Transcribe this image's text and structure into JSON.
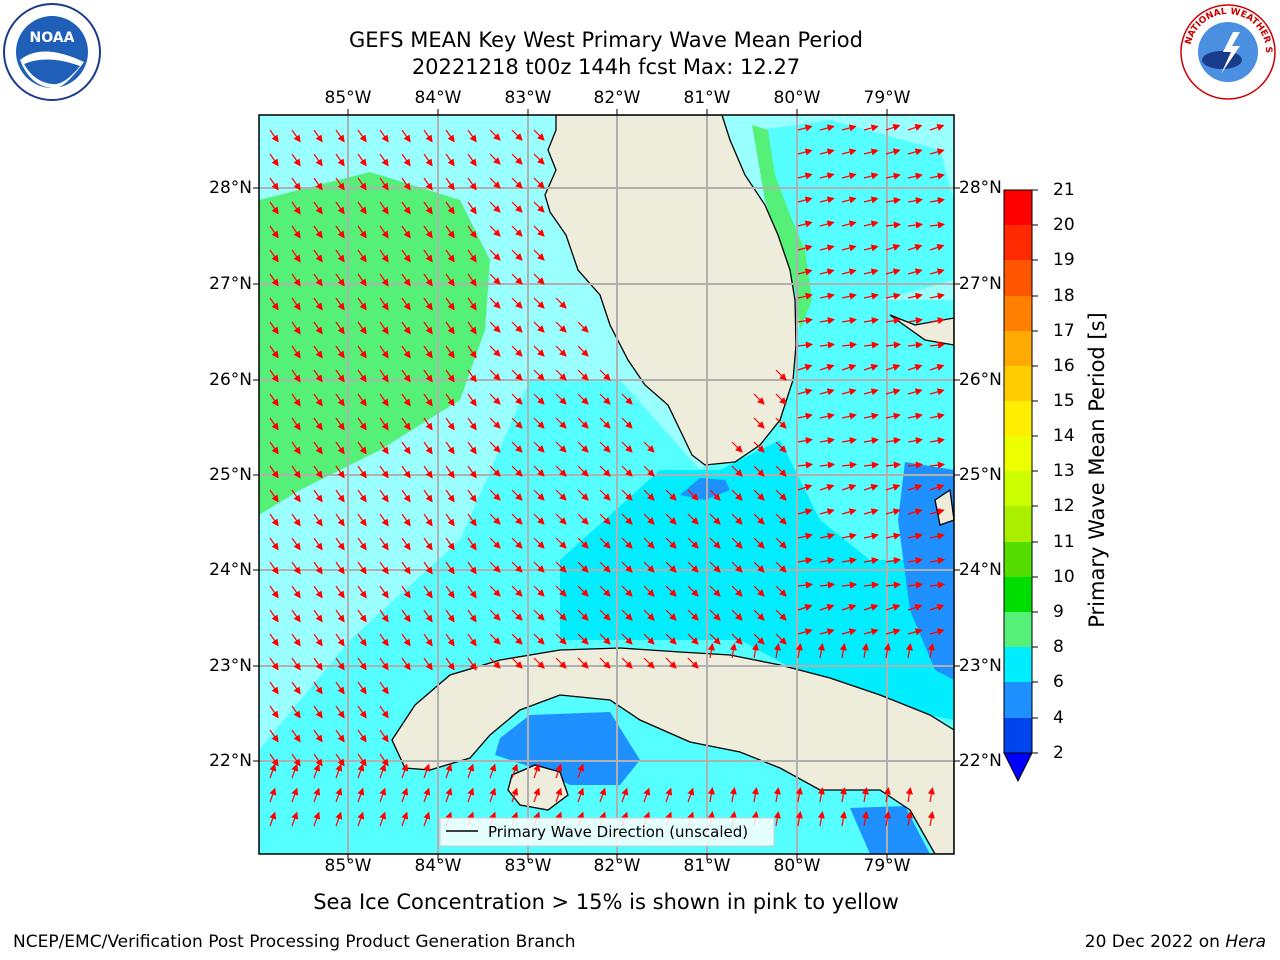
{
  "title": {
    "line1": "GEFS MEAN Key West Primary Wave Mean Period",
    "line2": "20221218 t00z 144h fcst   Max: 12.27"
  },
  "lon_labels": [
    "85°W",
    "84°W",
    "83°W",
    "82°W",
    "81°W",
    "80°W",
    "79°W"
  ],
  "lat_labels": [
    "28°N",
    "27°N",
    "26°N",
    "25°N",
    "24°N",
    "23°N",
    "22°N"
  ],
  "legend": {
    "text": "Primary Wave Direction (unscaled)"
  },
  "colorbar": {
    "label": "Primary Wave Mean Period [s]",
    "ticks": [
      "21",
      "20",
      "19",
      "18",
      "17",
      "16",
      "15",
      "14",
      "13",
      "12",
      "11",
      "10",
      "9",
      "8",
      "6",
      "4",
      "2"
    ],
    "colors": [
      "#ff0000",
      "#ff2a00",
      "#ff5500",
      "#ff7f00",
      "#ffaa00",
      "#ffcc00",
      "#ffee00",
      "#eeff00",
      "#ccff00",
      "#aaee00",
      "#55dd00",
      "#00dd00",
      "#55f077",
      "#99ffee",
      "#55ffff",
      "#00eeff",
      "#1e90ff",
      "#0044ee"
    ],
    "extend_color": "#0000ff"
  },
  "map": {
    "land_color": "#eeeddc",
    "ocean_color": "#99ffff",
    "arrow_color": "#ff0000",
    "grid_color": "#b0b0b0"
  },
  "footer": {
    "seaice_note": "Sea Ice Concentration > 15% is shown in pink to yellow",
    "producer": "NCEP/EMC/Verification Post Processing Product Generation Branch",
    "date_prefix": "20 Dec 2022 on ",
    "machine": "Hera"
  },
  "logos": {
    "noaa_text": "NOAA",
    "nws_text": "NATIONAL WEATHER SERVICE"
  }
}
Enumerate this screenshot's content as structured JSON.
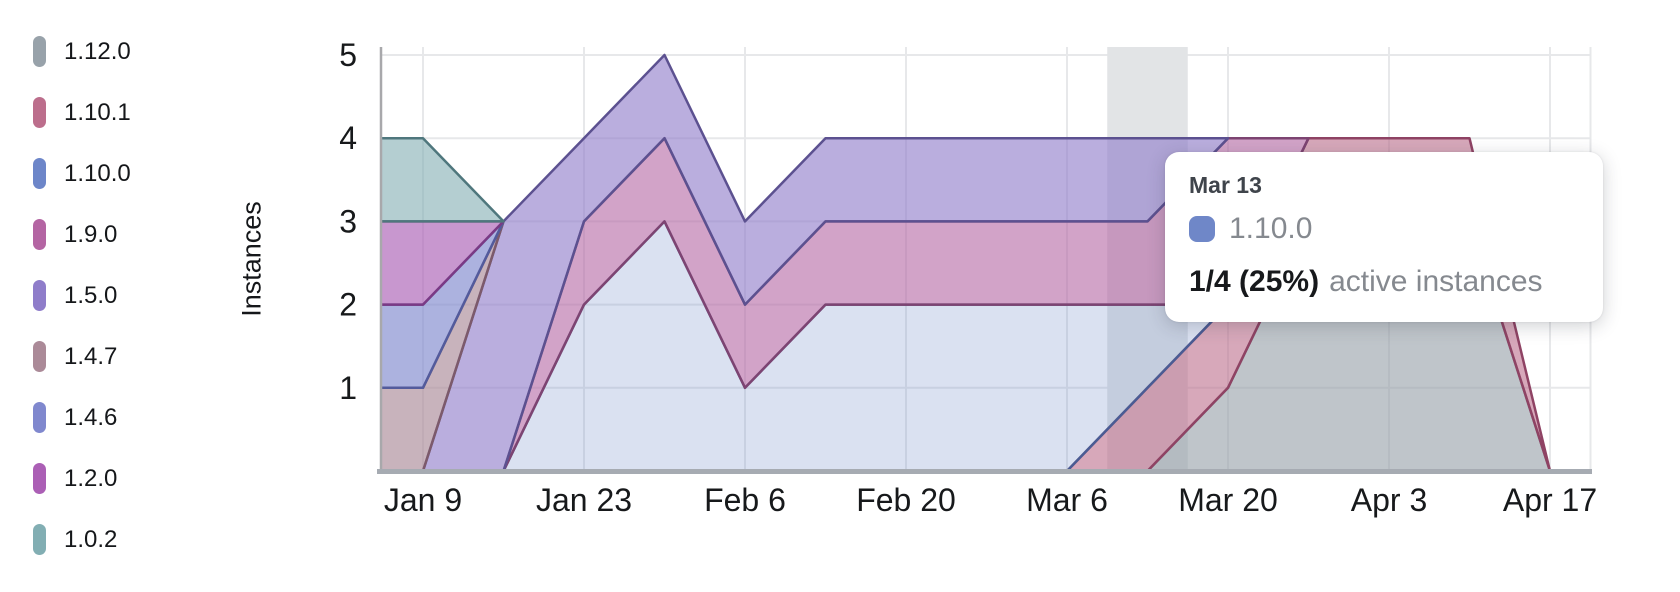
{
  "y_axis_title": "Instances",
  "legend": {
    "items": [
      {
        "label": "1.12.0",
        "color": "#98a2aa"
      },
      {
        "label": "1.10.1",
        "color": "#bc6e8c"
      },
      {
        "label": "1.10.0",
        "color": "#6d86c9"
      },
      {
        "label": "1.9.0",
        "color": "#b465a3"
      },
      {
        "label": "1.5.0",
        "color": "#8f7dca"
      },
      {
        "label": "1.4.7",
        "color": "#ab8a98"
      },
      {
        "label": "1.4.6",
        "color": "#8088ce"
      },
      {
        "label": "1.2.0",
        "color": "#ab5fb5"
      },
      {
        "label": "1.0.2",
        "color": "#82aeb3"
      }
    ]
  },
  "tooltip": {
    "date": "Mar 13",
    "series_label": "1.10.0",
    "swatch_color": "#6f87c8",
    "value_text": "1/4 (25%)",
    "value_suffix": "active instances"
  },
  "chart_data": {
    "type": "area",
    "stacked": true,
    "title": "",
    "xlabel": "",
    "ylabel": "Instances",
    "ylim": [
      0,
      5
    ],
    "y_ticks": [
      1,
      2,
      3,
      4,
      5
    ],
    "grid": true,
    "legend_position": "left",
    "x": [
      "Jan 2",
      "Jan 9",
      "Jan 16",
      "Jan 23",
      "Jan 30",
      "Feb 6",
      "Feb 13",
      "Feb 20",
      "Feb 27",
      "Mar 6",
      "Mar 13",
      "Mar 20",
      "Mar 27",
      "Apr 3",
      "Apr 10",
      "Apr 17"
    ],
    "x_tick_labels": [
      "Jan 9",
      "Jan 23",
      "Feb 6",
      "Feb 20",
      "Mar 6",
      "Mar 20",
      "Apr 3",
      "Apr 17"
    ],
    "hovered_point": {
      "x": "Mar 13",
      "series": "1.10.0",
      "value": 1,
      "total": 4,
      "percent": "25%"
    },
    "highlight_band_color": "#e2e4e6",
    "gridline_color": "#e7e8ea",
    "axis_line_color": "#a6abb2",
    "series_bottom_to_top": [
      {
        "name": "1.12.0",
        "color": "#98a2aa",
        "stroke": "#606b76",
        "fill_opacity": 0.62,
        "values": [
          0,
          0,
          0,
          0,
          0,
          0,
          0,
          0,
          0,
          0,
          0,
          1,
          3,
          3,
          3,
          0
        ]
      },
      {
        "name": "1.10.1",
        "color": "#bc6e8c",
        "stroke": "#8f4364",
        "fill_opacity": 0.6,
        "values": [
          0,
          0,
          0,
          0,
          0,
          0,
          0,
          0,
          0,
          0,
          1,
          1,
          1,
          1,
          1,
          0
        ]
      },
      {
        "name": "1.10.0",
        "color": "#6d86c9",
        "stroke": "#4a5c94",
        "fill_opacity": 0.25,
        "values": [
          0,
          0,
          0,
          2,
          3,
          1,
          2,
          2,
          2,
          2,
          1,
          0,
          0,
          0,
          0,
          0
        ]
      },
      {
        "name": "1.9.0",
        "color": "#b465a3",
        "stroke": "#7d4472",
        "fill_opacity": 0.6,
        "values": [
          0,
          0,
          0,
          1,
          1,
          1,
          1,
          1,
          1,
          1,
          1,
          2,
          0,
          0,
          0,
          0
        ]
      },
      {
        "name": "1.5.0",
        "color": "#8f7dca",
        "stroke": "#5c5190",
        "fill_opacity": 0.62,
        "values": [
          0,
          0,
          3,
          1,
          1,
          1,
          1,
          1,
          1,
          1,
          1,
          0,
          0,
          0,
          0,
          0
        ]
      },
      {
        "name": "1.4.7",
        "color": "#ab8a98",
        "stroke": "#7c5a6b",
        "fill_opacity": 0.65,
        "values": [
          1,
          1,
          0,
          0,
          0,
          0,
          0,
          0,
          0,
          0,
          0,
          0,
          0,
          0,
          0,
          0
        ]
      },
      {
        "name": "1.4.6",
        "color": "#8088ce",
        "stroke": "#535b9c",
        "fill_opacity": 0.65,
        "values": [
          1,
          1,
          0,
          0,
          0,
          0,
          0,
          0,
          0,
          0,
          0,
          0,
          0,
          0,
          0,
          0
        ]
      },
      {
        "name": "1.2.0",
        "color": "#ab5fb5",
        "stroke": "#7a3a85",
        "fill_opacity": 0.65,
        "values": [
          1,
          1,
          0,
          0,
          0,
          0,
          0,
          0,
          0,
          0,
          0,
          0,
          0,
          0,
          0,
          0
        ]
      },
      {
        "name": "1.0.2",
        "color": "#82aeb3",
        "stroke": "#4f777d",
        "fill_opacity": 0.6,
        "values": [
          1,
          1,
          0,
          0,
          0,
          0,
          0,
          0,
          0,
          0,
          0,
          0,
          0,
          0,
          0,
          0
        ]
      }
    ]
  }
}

========

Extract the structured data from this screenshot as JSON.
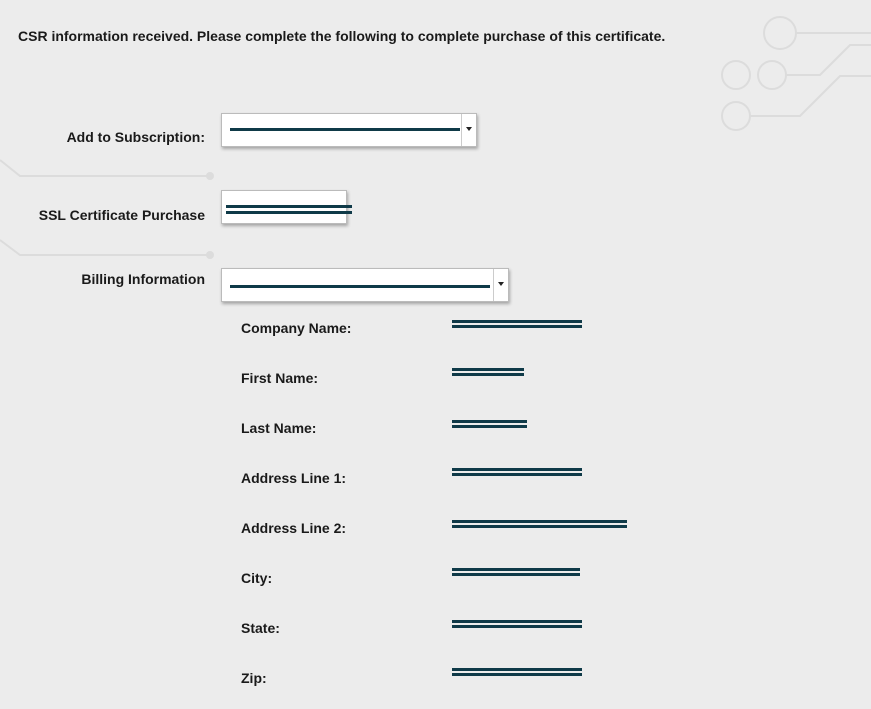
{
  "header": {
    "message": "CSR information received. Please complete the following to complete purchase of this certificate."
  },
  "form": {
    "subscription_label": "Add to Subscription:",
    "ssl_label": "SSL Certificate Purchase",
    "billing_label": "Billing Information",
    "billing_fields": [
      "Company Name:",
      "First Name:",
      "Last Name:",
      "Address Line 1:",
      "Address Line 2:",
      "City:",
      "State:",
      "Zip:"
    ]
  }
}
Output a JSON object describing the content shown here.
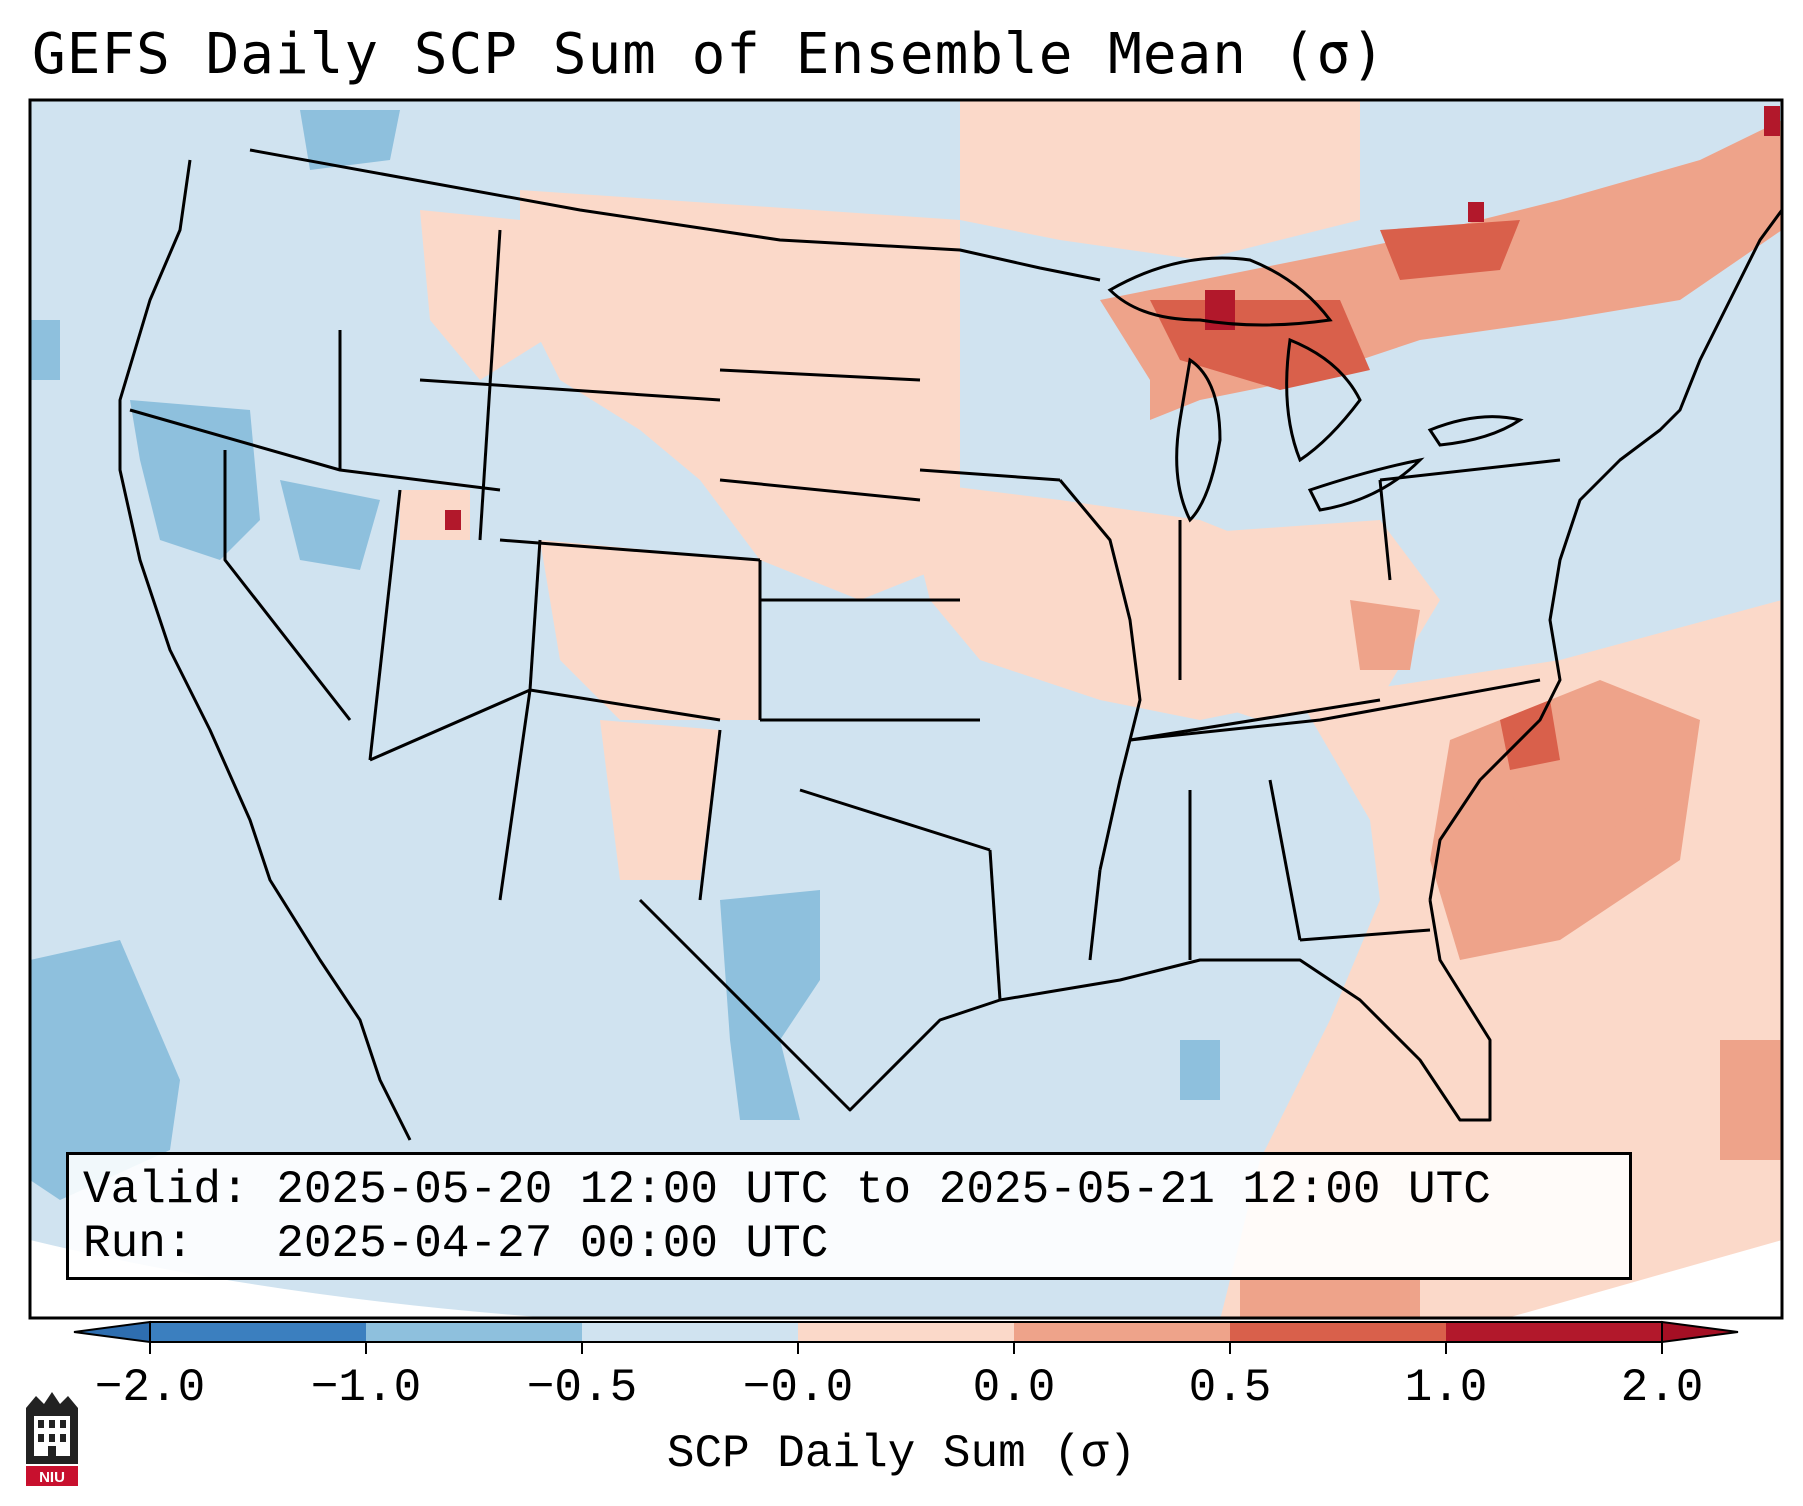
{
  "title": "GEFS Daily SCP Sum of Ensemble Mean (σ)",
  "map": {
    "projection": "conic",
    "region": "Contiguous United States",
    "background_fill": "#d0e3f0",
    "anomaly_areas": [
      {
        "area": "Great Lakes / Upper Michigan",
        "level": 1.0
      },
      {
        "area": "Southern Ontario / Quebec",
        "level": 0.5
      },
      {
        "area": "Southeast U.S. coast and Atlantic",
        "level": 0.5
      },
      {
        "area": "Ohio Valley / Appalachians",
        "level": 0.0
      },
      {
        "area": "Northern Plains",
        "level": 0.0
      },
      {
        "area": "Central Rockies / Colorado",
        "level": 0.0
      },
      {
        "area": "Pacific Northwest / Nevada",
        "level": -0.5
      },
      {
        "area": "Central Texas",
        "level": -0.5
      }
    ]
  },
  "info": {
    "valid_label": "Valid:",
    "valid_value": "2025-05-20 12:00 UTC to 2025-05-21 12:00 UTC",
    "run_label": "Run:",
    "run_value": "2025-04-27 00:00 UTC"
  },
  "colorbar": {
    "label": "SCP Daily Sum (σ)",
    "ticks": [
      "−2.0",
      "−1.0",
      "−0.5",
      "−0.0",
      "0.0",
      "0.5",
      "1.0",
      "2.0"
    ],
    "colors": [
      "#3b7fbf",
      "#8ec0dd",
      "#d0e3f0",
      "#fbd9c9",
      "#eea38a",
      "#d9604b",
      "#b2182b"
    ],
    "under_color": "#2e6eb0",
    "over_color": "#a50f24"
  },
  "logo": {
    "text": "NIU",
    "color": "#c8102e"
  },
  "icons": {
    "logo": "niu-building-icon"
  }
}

========

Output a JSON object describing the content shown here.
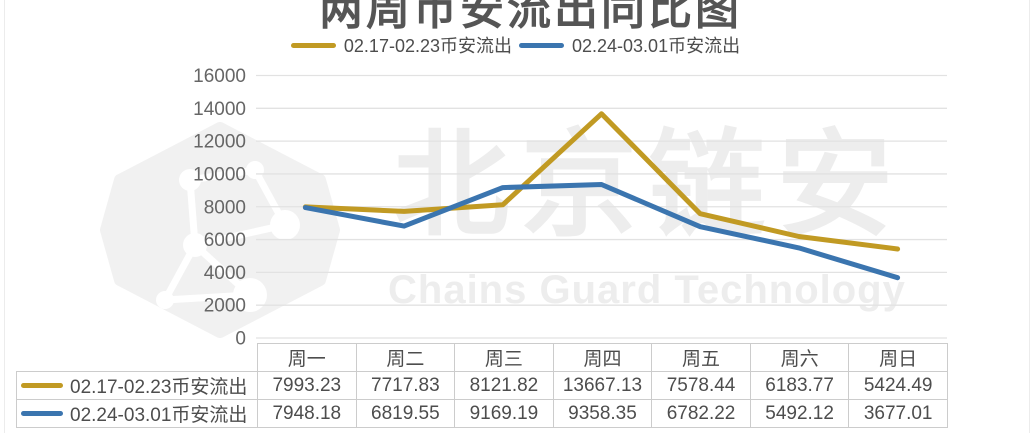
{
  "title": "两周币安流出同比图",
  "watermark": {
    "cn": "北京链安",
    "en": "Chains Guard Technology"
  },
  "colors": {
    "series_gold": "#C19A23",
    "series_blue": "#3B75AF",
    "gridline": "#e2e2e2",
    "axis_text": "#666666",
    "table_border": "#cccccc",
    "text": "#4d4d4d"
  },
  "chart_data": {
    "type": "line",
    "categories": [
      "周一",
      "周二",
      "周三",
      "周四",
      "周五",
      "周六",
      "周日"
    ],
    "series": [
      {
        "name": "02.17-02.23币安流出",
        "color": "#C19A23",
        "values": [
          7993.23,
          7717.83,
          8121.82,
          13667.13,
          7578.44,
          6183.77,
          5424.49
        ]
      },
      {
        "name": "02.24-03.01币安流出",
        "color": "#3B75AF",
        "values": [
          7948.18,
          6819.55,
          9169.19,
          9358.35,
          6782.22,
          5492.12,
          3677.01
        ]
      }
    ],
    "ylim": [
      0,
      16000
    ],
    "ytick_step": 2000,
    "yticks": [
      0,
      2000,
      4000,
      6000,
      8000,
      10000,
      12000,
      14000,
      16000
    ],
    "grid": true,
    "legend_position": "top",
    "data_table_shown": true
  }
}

========

## Task brief:
Tally the lines in the listing that hold "true" and report the number alone.

## Finished exercise:
4